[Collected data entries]
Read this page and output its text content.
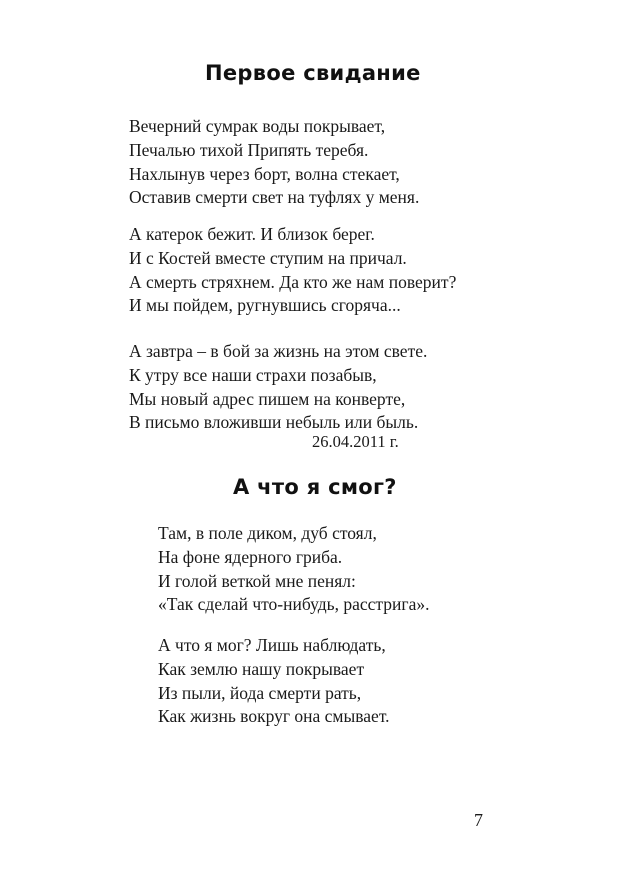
Первое свидание
Вечерний сумрак воды покрывает,
Печалью тихой Припять теребя.
Нахлынув через борт, волна стекает,
Оставив смерти свет на туфлях у меня.
А катерок бежит. И близок берег.
И с Костей вместе ступим на причал.
А смерть стряхнем. Да кто же нам поверит?
И мы пойдем, ругнувшись сгоряча...
А завтра – в бой за жизнь на этом свете.
К утру все наши страхи позабыв,
Мы новый адрес пишем на конверте,
В письмо вложивши небыль или быль.
26.04.2011 г.
А что я смог?
Там, в поле диком, дуб стоял,
На фоне ядерного гриба.
И голой веткой мне пенял:
«Так сделай что-нибудь, расстрига».
А что я мог? Лишь наблюдать,
Как землю нашу покрывает
Из пыли, йода смерти рать,
Как жизнь вокруг она смывает.
7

**Instructions for the task**
From the listing above, report the number of lines containing the string "смерти", without any accompanying remarks.

**Output below**
2